> **Passage to read**:
+++
Published online by Cambridge University Press:  14 January 2015

Massimo S. Silvetti*
Affiliation:
Arrhythmia Unit and Syncope Unit, Department of Paediatric Cardiology and Cardiac Surgery, Bambino Gesù Children’s Hospital, Rome, Italy
Fabio A. Saputo
Affiliation:
Arrhythmia Unit and Syncope Unit, Department of Paediatric Cardiology and Cardiac Surgery, Bambino Gesù Children’s Hospital, Rome, Italy
Rosalinda Palmieri
Affiliation:
Arrhythmia Unit and Syncope Unit, Department of Paediatric Cardiology and Cardiac Surgery, Bambino Gesù Children’s Hospital, Rome, Italy
Silvia Placidi
Affiliation:
Arrhythmia Unit and Syncope Unit, Department of Paediatric Cardiology and Cardiac Surgery, Bambino Gesù Children’s Hospital, Rome, Italy
Lorenzo Santucci
Affiliation:
Arrhythmia Unit and Syncope Unit, Department of Paediatric Cardiology and Cardiac Surgery, Bambino Gesù Children’s Hospital, Rome, Italy
Corrado Di Mambro
Affiliation:
Arrhythmia Unit and Syncope Unit, Department of Paediatric Cardiology and Cardiac Surgery, Bambino Gesù Children’s Hospital, Rome, Italy
Daniela Righi
Affiliation:
Arrhythmia Unit and Syncope Unit, Department of Paediatric Cardiology and Cardiac Surgery, Bambino Gesù Children’s Hospital, Rome, Italy
Fabrizio Drago
Affiliation:
Arrhythmia Unit and Syncope Unit, Department of Paediatric Cardiology and Cardiac Surgery, Bambino Gesù Children’s Hospital, Rome, Italy
*
Correspondence to: Dr M. S. Silvetti, Arrhythmia Unit and Syncope Unit, Department of Paediatric Cardiology and Cardiac Surgery, Bambino Gesù Children’s Hospital, Via Torre di Palidoro snc, Fiumicino, 00050 Rome, Italy. Tel: 00390668593354; Fax: 00390668593375; E-mail: [email protected]

Abstract

Background

Remote monitoring is increasingly used in the follow-up of patients with cardiac implantable electronic devices. Data on paediatric populations are still lacking. The aim of our study was to follow-up young patients both in-hospital and remotely to enhance device surveillance.
+++
> **Raw data**:
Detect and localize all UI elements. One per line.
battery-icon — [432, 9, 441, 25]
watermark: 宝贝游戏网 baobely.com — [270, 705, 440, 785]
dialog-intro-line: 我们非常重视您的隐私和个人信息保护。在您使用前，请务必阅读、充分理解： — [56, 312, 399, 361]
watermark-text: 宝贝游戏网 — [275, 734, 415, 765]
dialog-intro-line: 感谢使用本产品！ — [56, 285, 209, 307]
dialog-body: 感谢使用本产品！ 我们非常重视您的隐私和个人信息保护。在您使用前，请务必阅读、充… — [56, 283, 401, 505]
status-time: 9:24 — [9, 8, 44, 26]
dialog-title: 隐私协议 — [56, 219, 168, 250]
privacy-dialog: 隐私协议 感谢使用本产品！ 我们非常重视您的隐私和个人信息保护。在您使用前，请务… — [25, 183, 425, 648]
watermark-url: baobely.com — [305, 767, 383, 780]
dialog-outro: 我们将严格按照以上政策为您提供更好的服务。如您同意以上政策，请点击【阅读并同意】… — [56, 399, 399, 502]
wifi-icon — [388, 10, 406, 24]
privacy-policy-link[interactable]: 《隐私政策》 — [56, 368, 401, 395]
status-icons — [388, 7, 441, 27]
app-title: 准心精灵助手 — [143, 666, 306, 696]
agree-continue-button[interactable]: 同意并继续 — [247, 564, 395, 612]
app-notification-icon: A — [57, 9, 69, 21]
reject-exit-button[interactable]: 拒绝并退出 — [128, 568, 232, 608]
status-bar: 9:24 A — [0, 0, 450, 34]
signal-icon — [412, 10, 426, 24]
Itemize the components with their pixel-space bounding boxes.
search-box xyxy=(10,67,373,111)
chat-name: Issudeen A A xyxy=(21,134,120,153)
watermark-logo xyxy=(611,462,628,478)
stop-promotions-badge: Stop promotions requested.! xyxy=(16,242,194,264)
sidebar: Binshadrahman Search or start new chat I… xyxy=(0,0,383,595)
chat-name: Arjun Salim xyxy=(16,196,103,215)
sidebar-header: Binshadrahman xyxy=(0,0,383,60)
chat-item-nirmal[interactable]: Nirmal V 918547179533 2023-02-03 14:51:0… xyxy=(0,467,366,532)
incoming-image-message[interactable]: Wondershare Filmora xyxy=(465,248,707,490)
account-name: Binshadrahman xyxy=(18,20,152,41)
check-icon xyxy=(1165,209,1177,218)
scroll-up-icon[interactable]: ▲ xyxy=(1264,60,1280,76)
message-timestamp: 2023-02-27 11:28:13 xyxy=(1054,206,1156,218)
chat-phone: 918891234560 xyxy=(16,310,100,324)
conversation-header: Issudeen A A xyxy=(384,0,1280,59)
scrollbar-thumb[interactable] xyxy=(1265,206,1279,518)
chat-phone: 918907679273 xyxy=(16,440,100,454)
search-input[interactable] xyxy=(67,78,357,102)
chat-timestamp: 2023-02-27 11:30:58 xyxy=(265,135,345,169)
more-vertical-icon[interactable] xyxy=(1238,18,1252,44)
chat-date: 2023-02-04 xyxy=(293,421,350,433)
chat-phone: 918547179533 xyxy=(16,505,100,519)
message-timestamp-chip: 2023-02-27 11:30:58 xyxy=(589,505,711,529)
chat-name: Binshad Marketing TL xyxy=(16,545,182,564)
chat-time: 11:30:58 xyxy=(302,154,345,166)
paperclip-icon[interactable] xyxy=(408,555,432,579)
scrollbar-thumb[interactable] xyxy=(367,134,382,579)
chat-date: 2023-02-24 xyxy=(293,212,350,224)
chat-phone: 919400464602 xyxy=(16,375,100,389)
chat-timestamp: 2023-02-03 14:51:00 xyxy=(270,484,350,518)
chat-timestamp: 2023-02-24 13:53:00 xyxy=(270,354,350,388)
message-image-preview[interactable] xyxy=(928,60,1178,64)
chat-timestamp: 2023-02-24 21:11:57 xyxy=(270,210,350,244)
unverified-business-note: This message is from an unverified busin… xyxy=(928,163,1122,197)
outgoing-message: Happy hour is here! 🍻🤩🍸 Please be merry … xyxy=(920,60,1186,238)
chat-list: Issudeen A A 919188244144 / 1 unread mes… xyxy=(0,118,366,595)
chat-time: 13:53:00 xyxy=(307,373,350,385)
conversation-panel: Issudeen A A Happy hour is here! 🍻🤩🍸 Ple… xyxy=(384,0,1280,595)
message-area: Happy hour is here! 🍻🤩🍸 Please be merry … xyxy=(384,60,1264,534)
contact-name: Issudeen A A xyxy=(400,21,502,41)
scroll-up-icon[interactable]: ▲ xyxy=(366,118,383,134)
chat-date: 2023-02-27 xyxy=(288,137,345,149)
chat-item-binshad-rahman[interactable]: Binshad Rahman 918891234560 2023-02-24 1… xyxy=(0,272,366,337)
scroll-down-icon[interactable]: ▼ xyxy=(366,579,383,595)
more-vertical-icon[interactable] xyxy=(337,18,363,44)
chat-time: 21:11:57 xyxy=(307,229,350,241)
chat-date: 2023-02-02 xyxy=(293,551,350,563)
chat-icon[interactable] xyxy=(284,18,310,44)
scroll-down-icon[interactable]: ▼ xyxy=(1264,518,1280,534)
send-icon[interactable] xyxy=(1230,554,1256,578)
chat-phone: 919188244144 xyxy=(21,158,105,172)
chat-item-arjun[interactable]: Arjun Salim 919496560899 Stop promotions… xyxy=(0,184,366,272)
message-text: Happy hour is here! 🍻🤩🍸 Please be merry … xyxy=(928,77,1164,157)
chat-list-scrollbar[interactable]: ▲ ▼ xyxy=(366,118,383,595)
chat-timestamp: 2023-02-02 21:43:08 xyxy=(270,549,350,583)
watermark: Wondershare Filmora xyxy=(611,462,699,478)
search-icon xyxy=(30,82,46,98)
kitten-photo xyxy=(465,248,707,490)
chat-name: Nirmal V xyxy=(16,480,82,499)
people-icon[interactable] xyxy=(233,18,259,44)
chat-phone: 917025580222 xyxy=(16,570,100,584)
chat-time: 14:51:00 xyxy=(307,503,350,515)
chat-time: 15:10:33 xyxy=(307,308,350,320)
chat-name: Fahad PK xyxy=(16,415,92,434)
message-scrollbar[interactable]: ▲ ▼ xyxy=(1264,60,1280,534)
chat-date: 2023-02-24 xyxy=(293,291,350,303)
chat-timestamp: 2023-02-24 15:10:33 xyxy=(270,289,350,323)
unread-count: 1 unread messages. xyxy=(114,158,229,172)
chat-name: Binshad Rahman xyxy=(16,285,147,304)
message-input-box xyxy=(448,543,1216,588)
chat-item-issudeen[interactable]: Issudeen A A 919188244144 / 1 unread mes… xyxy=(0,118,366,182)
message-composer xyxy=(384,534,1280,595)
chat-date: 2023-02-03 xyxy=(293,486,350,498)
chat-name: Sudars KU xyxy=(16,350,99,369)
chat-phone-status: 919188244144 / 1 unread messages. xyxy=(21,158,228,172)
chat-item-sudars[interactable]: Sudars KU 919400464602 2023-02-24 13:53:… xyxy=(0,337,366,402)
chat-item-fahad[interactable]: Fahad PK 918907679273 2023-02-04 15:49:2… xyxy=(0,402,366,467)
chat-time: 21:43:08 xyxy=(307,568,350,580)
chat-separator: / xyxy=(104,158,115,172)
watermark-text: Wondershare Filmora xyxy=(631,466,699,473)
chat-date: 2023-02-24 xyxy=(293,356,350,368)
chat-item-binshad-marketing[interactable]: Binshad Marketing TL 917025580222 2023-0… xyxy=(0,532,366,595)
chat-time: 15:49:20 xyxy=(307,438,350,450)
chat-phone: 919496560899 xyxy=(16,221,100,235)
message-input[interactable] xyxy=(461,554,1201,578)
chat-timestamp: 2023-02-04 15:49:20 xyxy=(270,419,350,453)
+++
> **What is required**: Do these three statements agree with the excerpt on remote monitoring? For each, answer yes or no and quote the words from it that settle the point. (a) Data on paediatric populations are still lacking. (b) The piece was published online in 2015. (c) The study followed young patients only remotely. The rows play no part in what follows and can be set aside.

> **Result below**:
(a) Yes: "Data on paediatric populations are still lacking."
(b) Yes: "14 January 2015"
(c) No: "to follow-up young patients both in-hospital and remotely"